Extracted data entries
★ ★ ★ ★ ★ ★ ★

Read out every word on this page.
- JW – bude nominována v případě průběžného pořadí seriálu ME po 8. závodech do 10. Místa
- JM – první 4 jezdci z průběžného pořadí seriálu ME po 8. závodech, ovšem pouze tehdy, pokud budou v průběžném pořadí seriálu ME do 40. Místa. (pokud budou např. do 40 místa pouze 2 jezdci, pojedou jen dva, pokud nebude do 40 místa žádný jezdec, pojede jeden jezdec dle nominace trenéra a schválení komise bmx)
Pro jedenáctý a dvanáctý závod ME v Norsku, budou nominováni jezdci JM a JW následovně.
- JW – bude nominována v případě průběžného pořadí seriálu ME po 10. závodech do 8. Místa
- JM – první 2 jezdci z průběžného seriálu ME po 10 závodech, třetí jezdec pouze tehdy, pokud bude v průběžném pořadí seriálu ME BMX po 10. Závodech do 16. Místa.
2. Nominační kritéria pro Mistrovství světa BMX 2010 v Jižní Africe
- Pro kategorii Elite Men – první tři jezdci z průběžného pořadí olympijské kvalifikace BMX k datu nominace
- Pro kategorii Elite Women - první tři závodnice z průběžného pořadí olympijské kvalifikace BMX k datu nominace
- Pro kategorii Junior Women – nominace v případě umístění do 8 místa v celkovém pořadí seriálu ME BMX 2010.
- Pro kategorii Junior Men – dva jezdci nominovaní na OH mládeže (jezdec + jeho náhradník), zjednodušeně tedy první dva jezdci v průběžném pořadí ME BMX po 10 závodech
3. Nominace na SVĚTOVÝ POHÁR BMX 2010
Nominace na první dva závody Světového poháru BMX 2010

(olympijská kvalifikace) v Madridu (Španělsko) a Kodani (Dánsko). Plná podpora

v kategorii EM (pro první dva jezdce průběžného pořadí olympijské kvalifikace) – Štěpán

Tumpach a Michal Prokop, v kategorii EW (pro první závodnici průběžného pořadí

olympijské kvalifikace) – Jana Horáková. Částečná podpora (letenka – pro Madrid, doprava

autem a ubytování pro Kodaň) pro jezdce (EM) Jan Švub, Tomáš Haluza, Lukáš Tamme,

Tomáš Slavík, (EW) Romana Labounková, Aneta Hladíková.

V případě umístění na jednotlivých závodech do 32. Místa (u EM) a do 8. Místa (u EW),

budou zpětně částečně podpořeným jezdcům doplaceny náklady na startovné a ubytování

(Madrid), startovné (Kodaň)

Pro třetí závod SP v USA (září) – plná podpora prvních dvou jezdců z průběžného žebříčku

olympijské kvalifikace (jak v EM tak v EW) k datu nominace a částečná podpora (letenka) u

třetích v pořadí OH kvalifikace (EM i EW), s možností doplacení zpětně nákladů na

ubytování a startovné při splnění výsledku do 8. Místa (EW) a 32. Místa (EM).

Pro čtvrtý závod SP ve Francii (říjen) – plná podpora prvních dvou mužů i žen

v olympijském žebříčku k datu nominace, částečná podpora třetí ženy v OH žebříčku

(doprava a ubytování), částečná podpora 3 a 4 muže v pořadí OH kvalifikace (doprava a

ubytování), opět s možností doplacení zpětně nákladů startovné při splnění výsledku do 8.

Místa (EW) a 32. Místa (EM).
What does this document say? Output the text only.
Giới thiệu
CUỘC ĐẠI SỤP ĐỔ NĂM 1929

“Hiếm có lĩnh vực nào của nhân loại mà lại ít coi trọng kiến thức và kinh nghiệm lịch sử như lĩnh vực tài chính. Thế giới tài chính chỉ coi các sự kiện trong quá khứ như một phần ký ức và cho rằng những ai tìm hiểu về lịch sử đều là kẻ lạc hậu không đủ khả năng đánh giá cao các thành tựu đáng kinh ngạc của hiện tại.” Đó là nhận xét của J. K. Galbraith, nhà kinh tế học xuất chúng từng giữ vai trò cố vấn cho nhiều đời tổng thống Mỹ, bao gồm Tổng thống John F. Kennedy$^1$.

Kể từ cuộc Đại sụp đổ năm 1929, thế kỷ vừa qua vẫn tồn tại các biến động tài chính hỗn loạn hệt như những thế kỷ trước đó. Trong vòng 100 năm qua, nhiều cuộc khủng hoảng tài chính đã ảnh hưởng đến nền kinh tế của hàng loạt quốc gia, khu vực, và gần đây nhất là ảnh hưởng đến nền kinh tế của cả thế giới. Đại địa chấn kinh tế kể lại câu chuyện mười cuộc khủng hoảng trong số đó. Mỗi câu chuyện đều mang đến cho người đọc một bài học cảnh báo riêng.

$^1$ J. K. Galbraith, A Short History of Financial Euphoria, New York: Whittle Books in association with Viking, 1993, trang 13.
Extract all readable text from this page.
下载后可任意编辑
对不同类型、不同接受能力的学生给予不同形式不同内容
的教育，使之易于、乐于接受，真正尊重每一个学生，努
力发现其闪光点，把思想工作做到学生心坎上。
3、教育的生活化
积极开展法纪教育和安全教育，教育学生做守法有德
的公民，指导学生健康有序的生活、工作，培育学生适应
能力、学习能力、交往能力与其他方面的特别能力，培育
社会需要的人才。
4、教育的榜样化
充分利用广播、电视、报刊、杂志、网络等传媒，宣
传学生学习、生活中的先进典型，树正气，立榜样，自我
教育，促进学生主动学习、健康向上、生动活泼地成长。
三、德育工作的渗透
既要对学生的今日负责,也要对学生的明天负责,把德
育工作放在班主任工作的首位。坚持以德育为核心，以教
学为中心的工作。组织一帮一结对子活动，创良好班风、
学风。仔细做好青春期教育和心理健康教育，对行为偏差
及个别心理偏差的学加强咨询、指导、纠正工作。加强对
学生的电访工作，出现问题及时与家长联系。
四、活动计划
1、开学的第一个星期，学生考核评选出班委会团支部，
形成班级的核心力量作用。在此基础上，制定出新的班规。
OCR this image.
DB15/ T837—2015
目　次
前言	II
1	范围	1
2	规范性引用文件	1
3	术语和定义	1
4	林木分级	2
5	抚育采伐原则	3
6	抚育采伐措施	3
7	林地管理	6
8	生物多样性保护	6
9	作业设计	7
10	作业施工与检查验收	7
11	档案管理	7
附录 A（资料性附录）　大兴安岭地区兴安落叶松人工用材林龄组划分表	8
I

★ ★ ★ ★ ★ ★ ★

Directions for this task
Leave out every line before the one containing "Extract all readable text from this page."; set down that line and all remaining lines of the material exactly.

The result
Extract all readable text from this page.
下载后可任意编辑
对不同类型、不同接受能力的学生给予不同形式不同内容
的教育，使之易于、乐于接受，真正尊重每一个学生，努
力发现其闪光点，把思想工作做到学生心坎上。
3、教育的生活化
积极开展法纪教育和安全教育，教育学生做守法有德
的公民，指导学生健康有序的生活、工作，培育学生适应
能力、学习能力、交往能力与其他方面的特别能力，培育
社会需要的人才。
4、教育的榜样化
充分利用广播、电视、报刊、杂志、网络等传媒，宣
传学生学习、生活中的先进典型，树正气，立榜样，自我
教育，促进学生主动学习、健康向上、生动活泼地成长。
三、德育工作的渗透
既要对学生的今日负责,也要对学生的明天负责,把德
育工作放在班主任工作的首位。坚持以德育为核心，以教
学为中心的工作。组织一帮一结对子活动，创良好班风、
学风。仔细做好青春期教育和心理健康教育，对行为偏差
及个别心理偏差的学加强咨询、指导、纠正工作。加强对
学生的电访工作，出现问题及时与家长联系。
四、活动计划
1、开学的第一个星期，学生考核评选出班委会团支部，
形成班级的核心力量作用。在此基础上，制定出新的班规。
OCR this image.
DB15/ T837—2015
目　次
前言	II
1	范围	1
2	规范性引用文件	1
3	术语和定义	1
4	林木分级	2
5	抚育采伐原则	3
6	抚育采伐措施	3
7	林地管理	6
8	生物多样性保护	6
9	作业设计	7
10	作业施工与检查验收	7
11	档案管理	7
附录 A（资料性附录）　大兴安岭地区兴安落叶松人工用材林龄组划分表	8
I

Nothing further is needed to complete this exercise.